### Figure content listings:
________________
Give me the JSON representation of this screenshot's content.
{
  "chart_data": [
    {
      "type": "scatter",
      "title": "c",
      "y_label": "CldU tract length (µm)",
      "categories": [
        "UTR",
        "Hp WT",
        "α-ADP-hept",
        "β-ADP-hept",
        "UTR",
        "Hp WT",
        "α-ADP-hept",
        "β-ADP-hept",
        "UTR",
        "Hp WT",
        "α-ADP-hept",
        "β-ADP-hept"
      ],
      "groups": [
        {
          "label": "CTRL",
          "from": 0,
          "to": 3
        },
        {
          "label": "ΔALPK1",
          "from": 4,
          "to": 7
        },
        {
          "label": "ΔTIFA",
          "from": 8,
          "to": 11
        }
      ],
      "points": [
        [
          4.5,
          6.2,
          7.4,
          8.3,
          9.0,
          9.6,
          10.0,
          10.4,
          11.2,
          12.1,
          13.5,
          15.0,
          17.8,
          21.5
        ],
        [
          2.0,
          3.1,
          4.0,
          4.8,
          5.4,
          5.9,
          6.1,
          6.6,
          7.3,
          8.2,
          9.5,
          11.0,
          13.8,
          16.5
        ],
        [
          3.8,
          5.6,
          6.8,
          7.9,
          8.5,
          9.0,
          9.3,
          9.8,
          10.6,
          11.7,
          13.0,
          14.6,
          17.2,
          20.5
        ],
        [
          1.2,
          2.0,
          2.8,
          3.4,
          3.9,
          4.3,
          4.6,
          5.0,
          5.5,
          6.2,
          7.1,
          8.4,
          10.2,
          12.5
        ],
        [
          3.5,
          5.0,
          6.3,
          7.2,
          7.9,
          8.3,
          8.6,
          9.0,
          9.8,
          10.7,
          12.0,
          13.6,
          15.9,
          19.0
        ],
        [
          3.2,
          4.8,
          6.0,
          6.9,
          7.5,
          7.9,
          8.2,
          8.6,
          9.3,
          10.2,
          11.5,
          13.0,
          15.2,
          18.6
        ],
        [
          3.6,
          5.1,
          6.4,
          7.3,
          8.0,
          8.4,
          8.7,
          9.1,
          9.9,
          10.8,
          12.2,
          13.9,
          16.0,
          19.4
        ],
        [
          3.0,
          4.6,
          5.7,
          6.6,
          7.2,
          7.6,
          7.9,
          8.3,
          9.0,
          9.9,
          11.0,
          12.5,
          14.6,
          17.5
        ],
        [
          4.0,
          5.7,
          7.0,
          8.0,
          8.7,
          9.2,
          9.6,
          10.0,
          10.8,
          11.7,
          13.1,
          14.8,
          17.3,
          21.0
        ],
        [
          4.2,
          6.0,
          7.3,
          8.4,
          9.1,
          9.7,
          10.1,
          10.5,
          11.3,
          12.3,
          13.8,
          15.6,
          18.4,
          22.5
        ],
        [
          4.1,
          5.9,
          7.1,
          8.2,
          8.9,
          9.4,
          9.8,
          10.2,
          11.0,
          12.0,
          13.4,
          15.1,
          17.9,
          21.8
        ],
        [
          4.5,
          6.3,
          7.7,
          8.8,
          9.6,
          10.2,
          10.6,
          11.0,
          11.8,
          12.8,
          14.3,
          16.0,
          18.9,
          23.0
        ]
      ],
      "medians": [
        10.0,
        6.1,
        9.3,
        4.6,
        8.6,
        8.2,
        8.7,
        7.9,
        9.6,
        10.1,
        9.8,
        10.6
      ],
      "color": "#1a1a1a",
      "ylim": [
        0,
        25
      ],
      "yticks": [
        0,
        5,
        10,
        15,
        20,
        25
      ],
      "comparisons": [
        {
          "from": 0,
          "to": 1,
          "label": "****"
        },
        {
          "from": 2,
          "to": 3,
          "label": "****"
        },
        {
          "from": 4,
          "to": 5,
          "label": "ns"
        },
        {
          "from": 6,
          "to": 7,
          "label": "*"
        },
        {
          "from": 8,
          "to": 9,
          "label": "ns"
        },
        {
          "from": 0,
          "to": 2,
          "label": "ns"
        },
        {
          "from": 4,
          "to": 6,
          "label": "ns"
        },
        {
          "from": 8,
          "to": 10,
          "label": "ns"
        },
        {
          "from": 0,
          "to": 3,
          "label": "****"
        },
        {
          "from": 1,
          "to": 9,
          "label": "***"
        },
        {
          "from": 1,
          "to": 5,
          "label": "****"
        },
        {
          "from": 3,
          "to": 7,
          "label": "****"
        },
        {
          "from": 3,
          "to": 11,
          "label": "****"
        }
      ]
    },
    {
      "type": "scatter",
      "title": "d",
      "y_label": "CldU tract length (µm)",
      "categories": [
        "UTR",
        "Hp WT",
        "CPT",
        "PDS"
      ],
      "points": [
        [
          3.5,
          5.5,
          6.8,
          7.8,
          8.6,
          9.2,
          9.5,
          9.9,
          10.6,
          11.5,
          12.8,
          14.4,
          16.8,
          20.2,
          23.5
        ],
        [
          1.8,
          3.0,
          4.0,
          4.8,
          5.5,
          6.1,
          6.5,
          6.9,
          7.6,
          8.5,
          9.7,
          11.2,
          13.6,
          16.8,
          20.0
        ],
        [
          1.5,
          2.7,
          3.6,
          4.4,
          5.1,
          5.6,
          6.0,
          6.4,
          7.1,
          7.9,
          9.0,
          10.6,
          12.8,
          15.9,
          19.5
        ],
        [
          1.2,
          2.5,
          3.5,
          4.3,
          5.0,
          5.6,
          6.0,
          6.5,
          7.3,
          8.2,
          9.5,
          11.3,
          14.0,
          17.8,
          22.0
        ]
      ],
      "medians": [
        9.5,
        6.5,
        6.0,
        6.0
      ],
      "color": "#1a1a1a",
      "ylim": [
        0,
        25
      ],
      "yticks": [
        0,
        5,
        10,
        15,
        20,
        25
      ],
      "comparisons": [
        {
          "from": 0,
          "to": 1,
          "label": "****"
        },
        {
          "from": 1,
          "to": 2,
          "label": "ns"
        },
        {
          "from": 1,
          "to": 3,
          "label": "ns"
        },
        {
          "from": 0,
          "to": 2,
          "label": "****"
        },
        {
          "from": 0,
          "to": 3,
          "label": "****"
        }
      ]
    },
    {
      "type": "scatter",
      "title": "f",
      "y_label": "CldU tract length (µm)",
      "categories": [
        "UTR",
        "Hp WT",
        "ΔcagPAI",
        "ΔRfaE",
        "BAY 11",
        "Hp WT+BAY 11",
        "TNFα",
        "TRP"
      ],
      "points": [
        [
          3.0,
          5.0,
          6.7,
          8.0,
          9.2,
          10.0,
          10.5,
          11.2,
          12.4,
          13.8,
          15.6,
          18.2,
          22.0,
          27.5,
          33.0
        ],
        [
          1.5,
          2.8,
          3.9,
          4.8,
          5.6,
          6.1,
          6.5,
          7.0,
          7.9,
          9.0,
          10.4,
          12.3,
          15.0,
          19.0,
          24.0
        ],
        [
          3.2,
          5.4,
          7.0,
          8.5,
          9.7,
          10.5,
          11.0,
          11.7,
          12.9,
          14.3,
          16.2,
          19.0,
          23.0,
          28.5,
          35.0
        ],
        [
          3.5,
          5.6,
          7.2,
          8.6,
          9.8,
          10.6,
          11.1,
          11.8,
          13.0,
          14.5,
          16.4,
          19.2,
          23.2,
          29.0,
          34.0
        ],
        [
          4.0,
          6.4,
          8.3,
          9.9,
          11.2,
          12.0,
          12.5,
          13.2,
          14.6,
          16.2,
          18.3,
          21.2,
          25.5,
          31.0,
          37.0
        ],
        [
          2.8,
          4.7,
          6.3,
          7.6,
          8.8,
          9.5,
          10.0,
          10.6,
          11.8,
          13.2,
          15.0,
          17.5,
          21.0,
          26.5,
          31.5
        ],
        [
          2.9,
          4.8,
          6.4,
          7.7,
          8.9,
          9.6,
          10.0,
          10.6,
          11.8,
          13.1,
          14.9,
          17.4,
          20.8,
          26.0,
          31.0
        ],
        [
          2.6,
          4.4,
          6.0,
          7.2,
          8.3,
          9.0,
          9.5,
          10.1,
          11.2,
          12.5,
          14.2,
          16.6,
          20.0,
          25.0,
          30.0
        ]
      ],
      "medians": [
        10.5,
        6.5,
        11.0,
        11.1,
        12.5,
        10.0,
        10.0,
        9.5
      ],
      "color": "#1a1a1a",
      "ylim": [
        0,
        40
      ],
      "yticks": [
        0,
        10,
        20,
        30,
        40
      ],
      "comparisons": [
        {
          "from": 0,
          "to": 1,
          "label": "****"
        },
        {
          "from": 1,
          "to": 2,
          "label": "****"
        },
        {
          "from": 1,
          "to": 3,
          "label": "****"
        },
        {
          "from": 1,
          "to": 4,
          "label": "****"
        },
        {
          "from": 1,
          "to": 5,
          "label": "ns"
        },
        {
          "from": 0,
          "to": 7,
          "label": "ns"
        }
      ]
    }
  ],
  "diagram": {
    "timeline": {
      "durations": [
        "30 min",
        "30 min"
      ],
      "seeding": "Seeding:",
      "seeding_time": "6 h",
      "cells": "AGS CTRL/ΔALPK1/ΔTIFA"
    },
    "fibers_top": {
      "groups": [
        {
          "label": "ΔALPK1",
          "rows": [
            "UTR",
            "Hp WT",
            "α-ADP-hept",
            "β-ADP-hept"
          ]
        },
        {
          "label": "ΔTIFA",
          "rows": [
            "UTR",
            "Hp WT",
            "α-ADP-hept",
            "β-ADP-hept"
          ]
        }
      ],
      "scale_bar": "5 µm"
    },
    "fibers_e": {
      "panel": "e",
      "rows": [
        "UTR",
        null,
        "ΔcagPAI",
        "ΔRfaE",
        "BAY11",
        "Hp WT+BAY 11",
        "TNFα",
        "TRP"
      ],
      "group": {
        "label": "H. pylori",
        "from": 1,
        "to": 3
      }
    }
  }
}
________________
### Problem to solve:
Which lines contain the word "CTRL"? Return each of them.

### Expected output:
          "label": "CTRL",
      "cells": "AGS CTRL/ΔALPK1/ΔTIFA"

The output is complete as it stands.